- _Task brief_
Copy each line of the listing below exactly.
=== Task inputs ===
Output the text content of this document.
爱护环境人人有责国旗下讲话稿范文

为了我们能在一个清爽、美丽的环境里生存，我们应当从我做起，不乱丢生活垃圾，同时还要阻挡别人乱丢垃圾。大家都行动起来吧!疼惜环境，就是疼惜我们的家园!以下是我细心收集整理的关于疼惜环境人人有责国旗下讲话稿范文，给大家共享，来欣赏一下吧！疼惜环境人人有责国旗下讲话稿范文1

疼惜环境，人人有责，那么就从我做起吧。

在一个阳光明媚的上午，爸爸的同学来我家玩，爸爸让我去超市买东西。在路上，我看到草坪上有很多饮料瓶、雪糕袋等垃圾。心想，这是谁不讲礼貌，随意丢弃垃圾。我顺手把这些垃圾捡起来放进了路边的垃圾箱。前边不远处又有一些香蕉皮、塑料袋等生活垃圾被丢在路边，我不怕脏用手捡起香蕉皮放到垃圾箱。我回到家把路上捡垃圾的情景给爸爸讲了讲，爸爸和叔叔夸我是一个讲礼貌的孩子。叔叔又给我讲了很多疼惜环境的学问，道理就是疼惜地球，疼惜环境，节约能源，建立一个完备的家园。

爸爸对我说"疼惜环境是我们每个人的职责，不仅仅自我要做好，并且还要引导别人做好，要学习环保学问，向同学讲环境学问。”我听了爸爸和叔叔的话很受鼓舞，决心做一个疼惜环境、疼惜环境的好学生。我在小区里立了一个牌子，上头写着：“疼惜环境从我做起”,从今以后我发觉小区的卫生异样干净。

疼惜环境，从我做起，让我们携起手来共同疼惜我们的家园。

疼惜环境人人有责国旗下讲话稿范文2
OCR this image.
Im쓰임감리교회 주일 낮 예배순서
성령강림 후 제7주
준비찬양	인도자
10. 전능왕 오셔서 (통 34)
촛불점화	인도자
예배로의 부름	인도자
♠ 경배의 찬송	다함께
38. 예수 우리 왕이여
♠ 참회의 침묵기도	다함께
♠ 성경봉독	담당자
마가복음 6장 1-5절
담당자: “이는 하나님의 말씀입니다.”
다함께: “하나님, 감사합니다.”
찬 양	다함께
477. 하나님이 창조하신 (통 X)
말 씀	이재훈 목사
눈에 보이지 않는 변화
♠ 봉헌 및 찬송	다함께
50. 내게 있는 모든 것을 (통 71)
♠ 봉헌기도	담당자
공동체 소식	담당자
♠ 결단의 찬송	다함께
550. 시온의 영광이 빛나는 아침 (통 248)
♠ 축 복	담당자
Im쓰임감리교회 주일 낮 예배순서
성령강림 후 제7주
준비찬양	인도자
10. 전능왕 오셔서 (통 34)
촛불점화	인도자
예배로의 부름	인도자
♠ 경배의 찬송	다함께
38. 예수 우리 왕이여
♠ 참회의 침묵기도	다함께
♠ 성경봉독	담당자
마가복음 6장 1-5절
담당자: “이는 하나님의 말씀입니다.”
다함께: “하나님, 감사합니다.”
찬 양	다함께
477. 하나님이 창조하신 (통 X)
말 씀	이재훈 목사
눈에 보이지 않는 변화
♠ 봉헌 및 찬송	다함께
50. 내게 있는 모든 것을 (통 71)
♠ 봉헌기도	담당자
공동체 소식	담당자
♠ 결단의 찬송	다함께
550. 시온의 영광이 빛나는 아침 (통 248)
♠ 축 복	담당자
===
- _The solution_
Output the text content of this document.
爱护环境人人有责国旗下讲话稿范文

为了我们能在一个清爽、美丽的环境里生存，我们应当从我做起，不乱丢生活垃圾，同时还要阻挡别人乱丢垃圾。大家都行动起来吧!疼惜环境，就是疼惜我们的家园!以下是我细心收集整理的关于疼惜环境人人有责国旗下讲话稿范文，给大家共享，来欣赏一下吧！疼惜环境人人有责国旗下讲话稿范文1

疼惜环境，人人有责，那么就从我做起吧。

在一个阳光明媚的上午，爸爸的同学来我家玩，爸爸让我去超市买东西。在路上，我看到草坪上有很多饮料瓶、雪糕袋等垃圾。心想，这是谁不讲礼貌，随意丢弃垃圾。我顺手把这些垃圾捡起来放进了路边的垃圾箱。前边不远处又有一些香蕉皮、塑料袋等生活垃圾被丢在路边，我不怕脏用手捡起香蕉皮放到垃圾箱。我回到家把路上捡垃圾的情景给爸爸讲了讲，爸爸和叔叔夸我是一个讲礼貌的孩子。叔叔又给我讲了很多疼惜环境的学问，道理就是疼惜地球，疼惜环境，节约能源，建立一个完备的家园。

爸爸对我说"疼惜环境是我们每个人的职责，不仅仅自我要做好，并且还要引导别人做好，要学习环保学问，向同学讲环境学问。”我听了爸爸和叔叔的话很受鼓舞，决心做一个疼惜环境、疼惜环境的好学生。我在小区里立了一个牌子，上头写着：“疼惜环境从我做起”,从今以后我发觉小区的卫生异样干净。

疼惜环境，从我做起，让我们携起手来共同疼惜我们的家园。

疼惜环境人人有责国旗下讲话稿范文2
OCR this image.
Im쓰임감리교회 주일 낮 예배순서
성령강림 후 제7주
준비찬양	인도자
10. 전능왕 오셔서 (통 34)
촛불점화	인도자
예배로의 부름	인도자
♠ 경배의 찬송	다함께
38. 예수 우리 왕이여
♠ 참회의 침묵기도	다함께
♠ 성경봉독	담당자
마가복음 6장 1-5절
담당자: “이는 하나님의 말씀입니다.”
다함께: “하나님, 감사합니다.”
찬 양	다함께
477. 하나님이 창조하신 (통 X)
말 씀	이재훈 목사
눈에 보이지 않는 변화
♠ 봉헌 및 찬송	다함께
50. 내게 있는 모든 것을 (통 71)
♠ 봉헌기도	담당자
공동체 소식	담당자
♠ 결단의 찬송	다함께
550. 시온의 영광이 빛나는 아침 (통 248)
♠ 축 복	담당자
Im쓰임감리교회 주일 낮 예배순서
성령강림 후 제7주
준비찬양	인도자
10. 전능왕 오셔서 (통 34)
촛불점화	인도자
예배로의 부름	인도자
♠ 경배의 찬송	다함께
38. 예수 우리 왕이여
♠ 참회의 침묵기도	다함께
♠ 성경봉독	담당자
마가복음 6장 1-5절
담당자: “이는 하나님의 말씀입니다.”
다함께: “하나님, 감사합니다.”
찬 양	다함께
477. 하나님이 창조하신 (통 X)
말 씀	이재훈 목사
눈에 보이지 않는 변화
♠ 봉헌 및 찬송	다함께
50. 내게 있는 모든 것을 (통 71)
♠ 봉헌기도	담당자
공동체 소식	담당자
♠ 결단의 찬송	다함께
550. 시온의 영광이 빛나는 아침 (통 248)
♠ 축 복	담당자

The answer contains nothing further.